··· Page excerpt

Tyne: I’m sure Ming engineered it to be this way, but when you first read those kid scenes, you’re taken so much by the humor and by the chaos of it all. I think something myself and the actors really discovered is that we’re watching these particular episodes for a reason. So we asked the Passover question a lot: “Why is this night different from all other nights? Why are we watching this particular episode?” And what I was so moved by is that Kyeoung, our lead character, starts the scene in one place and she always ends somewhere completely different. And those scenes, no matter how familiar they are to people, are pivotal moments in her life. So the thing I was struck by and that just kept deepening was that there’s a very precise structure and there’s a very powerful reason why we’re watching these episodes of this young girl’s life. In every scene she is irreparably changed.
One of the things that felt unusual to me about this piece and that I hadn’t seen much of on stage before, had to do with the way the female relationships are portrayed, particularly as they pertain to sex. It felt like they complicated the narrative of women being mean to other women, since that behavior often stems from cultural and societal influences. How did you develop that aspect of it?

······

Job 1: In the interview excerpt, reproduce word for word the passage from "Tyne: I’m sure" up to and including "is irreparably changed.".
Job 2: What is the name of the lead character in the interview excerpt?

··· Data supplied

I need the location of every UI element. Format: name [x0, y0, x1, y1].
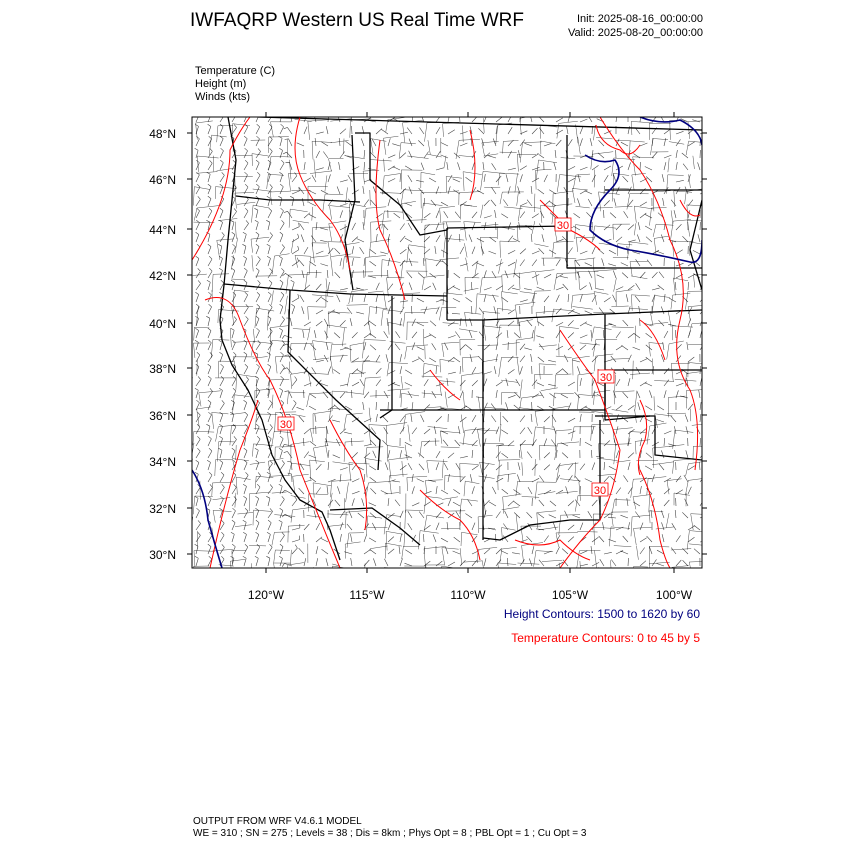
- lon-label-115: 115°W: [349, 588, 385, 602]
- lat-label-32: 32°N: [149, 502, 176, 516]
- lon-label-110: 110°W: [450, 588, 486, 602]
- temperature-contour: [640, 470, 670, 568]
- state-border: [288, 290, 380, 470]
- init-time: Init: 2025-08-16_00:00:00: [577, 13, 703, 25]
- state-border: [605, 310, 702, 314]
- variable-temperature: Temperature (C): [195, 65, 276, 77]
- lat-label-46: 46°N: [149, 173, 176, 187]
- temperature-contour: [295, 117, 350, 270]
- temp-label: 30: [556, 220, 570, 232]
- footer-model: OUTPUT FROM WRF V4.6.1 MODEL: [193, 816, 362, 827]
- temperature-contour: [640, 320, 665, 360]
- wind-barbs: [195, 112, 708, 567]
- valid-time: Valid: 2025-08-20_00:00:00: [568, 27, 703, 39]
- state-border: [258, 117, 702, 130]
- lon-label-100: 100°W: [655, 588, 693, 602]
- footer-config: WE = 310 ; SN = 275 ; Levels = 38 ; Dis = 8km ; Phys Opt = 8 ; PBL Opt = 1 ; Cu Opt = 3: [193, 828, 587, 839]
- lat-label-48: 48°N: [149, 127, 176, 141]
- state-border: [224, 284, 447, 296]
- temperature-contour-legend: Temperature Contours: 0 to 45 by 5: [511, 631, 700, 645]
- state-border: [330, 508, 420, 545]
- temperature-contour: [470, 130, 475, 200]
- state-border: [447, 320, 483, 410]
- state-border: [447, 226, 605, 268]
- state-border: [483, 314, 605, 320]
- temp-label: 30: [599, 372, 613, 384]
- temperature-contour: [376, 140, 405, 300]
- temp-label: 30: [279, 419, 293, 431]
- axis-ticks: [187, 112, 707, 573]
- lat-label-42: 42°N: [149, 269, 176, 283]
- state-border: [380, 296, 392, 418]
- height-contour: [585, 155, 702, 262]
- height-contour-legend: Height Contours: 1500 to 1620 by 60: [503, 607, 700, 621]
- state-border: [355, 133, 447, 235]
- state-border: [380, 410, 483, 540]
- lat-label-36: 36°N: [149, 409, 176, 423]
- wind-barb: [195, 112, 708, 567]
- lat-label-34: 34°N: [149, 455, 176, 469]
- map-frame: [192, 117, 702, 568]
- height-contours: [192, 117, 702, 568]
- state-border: [605, 314, 650, 420]
- temperature-contour: [680, 200, 700, 216]
- temperature-contour: [638, 400, 646, 475]
- lon-label-105: 105°W: [551, 588, 589, 602]
- temperature-contour: [330, 420, 367, 530]
- variable-height: Height (m): [195, 78, 247, 90]
- temperature-contour: [205, 298, 340, 569]
- variable-winds: Winds (kts): [195, 91, 250, 103]
- lat-label-38: 38°N: [149, 362, 176, 376]
- plot-title: IWFAQRP Western US Real Time WRF: [190, 10, 524, 31]
- state-border: [236, 196, 360, 202]
- lat-label-44: 44°N: [149, 223, 176, 237]
- state-border: [345, 135, 355, 290]
- lat-label-40: 40°N: [149, 317, 176, 331]
- height-contour: [192, 470, 222, 568]
- map-area: [190, 112, 714, 587]
- temp-label: 30: [593, 485, 607, 497]
- state-border: [483, 420, 600, 540]
- lon-label-120: 120°W: [247, 588, 285, 602]
- state-borders: [220, 117, 702, 560]
- temperature-contours: [192, 117, 700, 568]
- temperature-contour: [192, 117, 250, 260]
- lat-label-30: 30°N: [149, 548, 176, 562]
- temperature-contour: [600, 117, 698, 470]
- temperature-contour: [596, 125, 640, 154]
- temperature-contour: [560, 330, 620, 568]
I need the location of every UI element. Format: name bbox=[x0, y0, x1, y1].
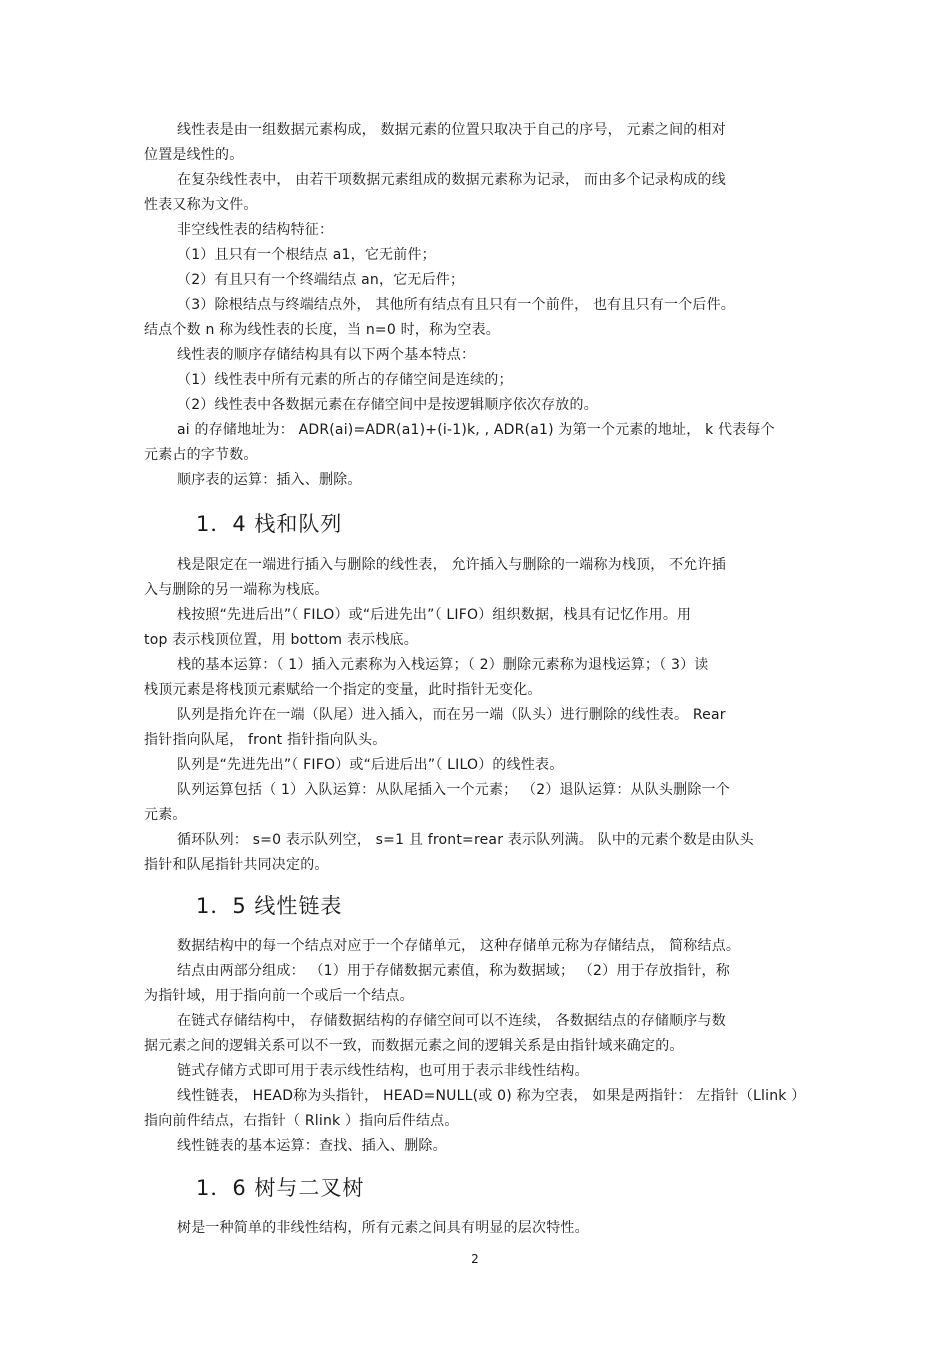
paragraph-line: 位置是线性的。 bbox=[144, 147, 244, 163]
paragraph-line: 队列是指允许在一端（队尾）进入插入，而在另一端（队头）进行删除的线性表。 Rear bbox=[177, 707, 726, 723]
paragraph-line: 在链式存储结构中， 存储数据结构的存储空间可以不连续， 各数据结点的存储顺序与数 bbox=[177, 1013, 726, 1029]
paragraph-line: 循环队列： s=0 表示队列空， s=1 且 front=rear 表示队列满。 队中的元素个数是由队头 bbox=[177, 832, 754, 848]
list-item: （2）线性表中各数据元素在存储空间中是按逻辑顺序依次存放的。 bbox=[177, 397, 598, 413]
list-item: （2）有且只有一个终端结点 an，它无后件； bbox=[177, 272, 465, 288]
paragraph-line: ai 的存储地址为： ADR(ai)=ADR(a1)+(i-1)k, , ADR(a1) 为第一个元素的地址， k 代表每个 bbox=[177, 422, 775, 438]
paragraph-line: 指针指向队尾， front 指针指向队头。 bbox=[144, 732, 387, 748]
paragraph-line: 据元素之间的逻辑关系可以不一致，而数据元素之间的逻辑关系是由指针域来确定的。 bbox=[144, 1038, 684, 1054]
paragraph-line: 指向前件结点，右指针（ Rlink ）指向后件结点。 bbox=[144, 1113, 459, 1129]
paragraph-line: 在复杂线性表中， 由若干项数据元素组成的数据元素称为记录， 而由多个记录构成的线 bbox=[177, 172, 726, 188]
paragraph-line: 队列是“先进先出”（ FIFO）或“后进后出”（ LILO）的线性表。 bbox=[177, 757, 564, 773]
paragraph-line: 结点个数 n 称为线性表的长度，当 n=0 时，称为空表。 bbox=[144, 322, 500, 338]
list-item: （3）除根结点与终端结点外， 其他所有结点有且只有一个前件， 也有且只有一个后件。 bbox=[177, 297, 736, 313]
paragraph-line: 为指针域，用于指向前一个或后一个结点。 bbox=[144, 988, 414, 1004]
paragraph-line: 指针和队尾指针共同决定的。 bbox=[144, 857, 329, 873]
paragraph-line: 队列运算包括（ 1）入队运算：从队尾插入一个元素； （2）退队运算：从队头删除一个 bbox=[177, 782, 730, 798]
paragraph-line: 元素。 bbox=[144, 807, 187, 823]
list-item: （1）线性表中所有元素的所占的存储空间是连续的； bbox=[177, 372, 513, 388]
section-heading: 1．4 栈和队列 bbox=[196, 512, 343, 536]
paragraph-line: 栈是限定在一端进行插入与删除的线性表， 允许插入与删除的一端称为栈顶， 不允许插 bbox=[177, 557, 726, 573]
paragraph-line: 栈顶元素是将栈顶元素赋给一个指定的变量，此时指针无变化。 bbox=[144, 682, 542, 698]
paragraph-line: top 表示栈顶位置，用 bottom 表示栈底。 bbox=[144, 632, 418, 648]
page-number: 2 bbox=[471, 1252, 479, 1266]
section-heading: 1．6 树与二叉树 bbox=[196, 1176, 365, 1200]
paragraph-line: 栈的基本运算：（ 1）插入元素称为入栈运算；（ 2）删除元素称为退栈运算；（ 3）读 bbox=[177, 657, 709, 673]
paragraph-line: 线性链表， HEAD称为头指针， HEAD=NULL(或 0) 称为空表， 如果是两指针： 左指针（Llink ） bbox=[177, 1088, 806, 1104]
page-content bbox=[144, 118, 804, 1241]
list-item: （1）且只有一个根结点 a1，它无前件； bbox=[177, 247, 436, 263]
paragraph-line: 树是一种简单的非线性结构，所有元素之间具有明显的层次特性。 bbox=[177, 1220, 589, 1236]
paragraph-line: 数据结构中的每一个结点对应于一个存储单元， 这种存储单元称为存储结点， 简称结点。 bbox=[177, 938, 741, 954]
paragraph-line: 线性链表的基本运算：查找、插入、删除。 bbox=[177, 1138, 447, 1154]
paragraph-line: 栈按照“先进后出”（ FILO）或“后进先出”（ LIFO）组织数据，栈具有记忆作用。用 bbox=[177, 607, 692, 623]
paragraph-line: 性表又称为文件。 bbox=[144, 197, 258, 213]
paragraph-line: 顺序表的运算：插入、删除。 bbox=[177, 472, 362, 488]
paragraph-line: 线性表是由一组数据元素构成， 数据元素的位置只取决于自己的序号， 元素之间的相对 bbox=[177, 122, 726, 138]
paragraph-line: 入与删除的另一端称为栈底。 bbox=[144, 582, 329, 598]
paragraph-line: 非空线性表的结构特征： bbox=[177, 222, 334, 238]
paragraph-line: 结点由两部分组成： （1）用于存储数据元素值，称为数据域； （2）用于存放指针，称 bbox=[177, 963, 730, 979]
paragraph-line: 线性表的顺序存储结构具有以下两个基本特点： bbox=[177, 347, 476, 363]
paragraph-line: 元素占的字节数。 bbox=[144, 447, 258, 463]
section-heading: 1．5 线性链表 bbox=[196, 894, 343, 918]
paragraph-line: 链式存储方式即可用于表示线性结构，也可用于表示非线性结构。 bbox=[177, 1063, 589, 1079]
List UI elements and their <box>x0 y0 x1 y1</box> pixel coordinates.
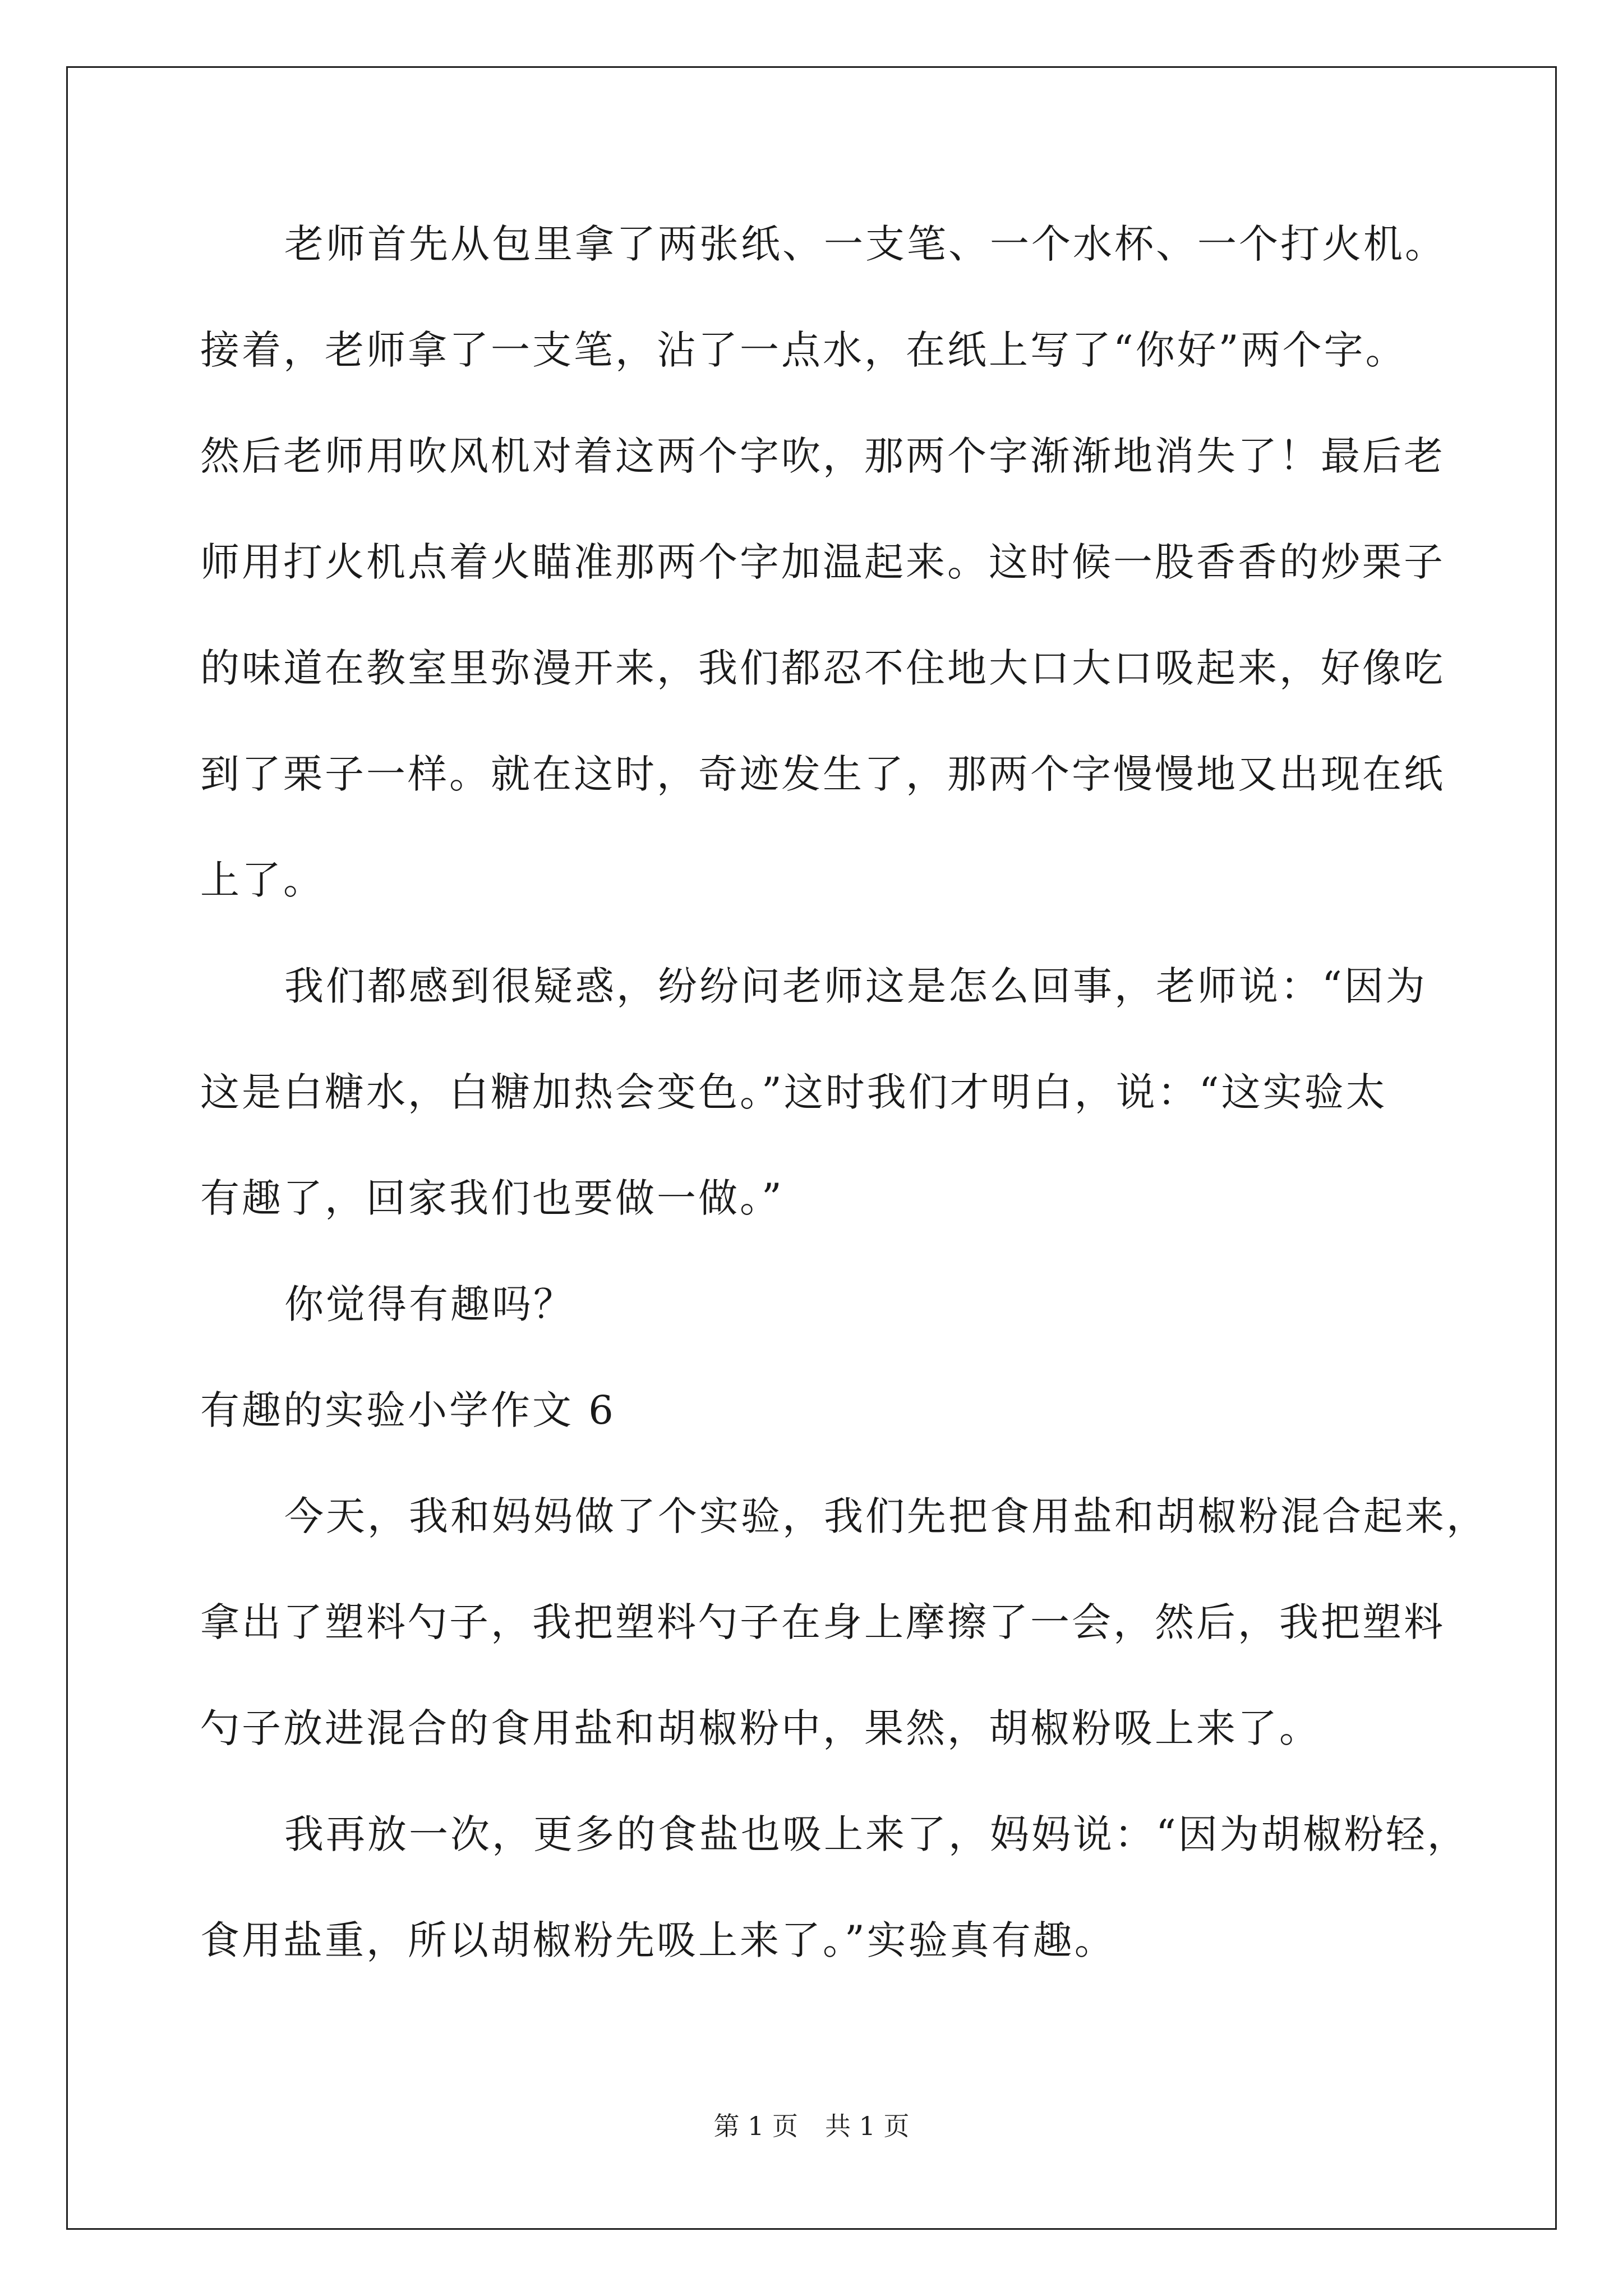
text-line: 勺子放进混合的食用盐和胡椒粉中，果然，胡椒粉吸上来了。 <box>200 1705 1321 1751</box>
text-line: 然后老师用吹风机对着这两个字吹，那两个字渐渐地消失了！最后老 <box>200 433 1445 479</box>
text-line: 我们都感到很疑惑，纷纷问老师这是怎么回事，老师说：“因为 <box>284 963 1427 1009</box>
page-footer <box>0 2109 1623 2143</box>
page-number: 第 1 页 <box>713 2111 798 2141</box>
text-line: 食用盐重，所以胡椒粉先吸上来了。”实验真有趣。 <box>200 1917 1116 1963</box>
text-line: 这是白糖水，白糖加热会变色。”这时我们才明白，说：“这实验太 <box>200 1069 1387 1115</box>
text-line: 我再放一次，更多的食盐也吸上来了，妈妈说：“因为胡椒粉轻， <box>284 1811 1469 1857</box>
text-line: 老师首先从包里拿了两张纸、一支笔、一个水杯、一个打火机。 <box>284 221 1446 267</box>
text-line: 到了栗子一样。就在这时，奇迹发生了，那两个字慢慢地又出现在纸 <box>200 751 1445 797</box>
text-line: 你觉得有趣吗？ <box>284 1281 575 1327</box>
text-line: 师用打火机点着火瞄准那两个字加温起来。这时候一股香香的炒栗子 <box>200 539 1445 585</box>
section-heading: 有趣的实验小学作文 6 <box>200 1387 616 1433</box>
text-line: 有趣了，回家我们也要做一做。” <box>200 1175 784 1221</box>
text-line: 今天，我和妈妈做了个实验，我们先把食用盐和胡椒粉混合起来， <box>284 1493 1488 1539</box>
page-total: 共 1 页 <box>825 2111 910 2141</box>
page-border <box>66 66 1557 2230</box>
text-line: 拿出了塑料勺子，我把塑料勺子在身上摩擦了一会，然后，我把塑料 <box>200 1599 1445 1645</box>
text-line: 接着，老师拿了一支笔，沾了一点水，在纸上写了“你好”两个字。 <box>200 327 1407 373</box>
text-line: 的味道在教室里弥漫开来，我们都忍不住地大口大口吸起来，好像吃 <box>200 645 1445 691</box>
text-line: 上了。 <box>200 857 325 903</box>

······

Output 1:
Tyne: I’m sure Ming engineered it to be this way, but when you first read those kid scenes, you’re taken so much by the humor and by the chaos of it all. I think something myself and the actors really discovered is that we’re watching these particular episodes for a reason. So we asked the Passover question a lot: “Why is this night different from all other nights? Why are we watching this particular episode?” And what I was so moved by is that Kyeoung, our lead character, starts the scene in one place and she always ends somewhere completely different. And those scenes, no matter how familiar they are to people, are pivotal moments in her life. So the thing I was struck by and that just kept deepening was that there’s a very precise structure and there’s a very powerful reason why we’re watching these episodes of this young girl’s life. In every scene she is irreparably changed.

Output 2: Kyeoung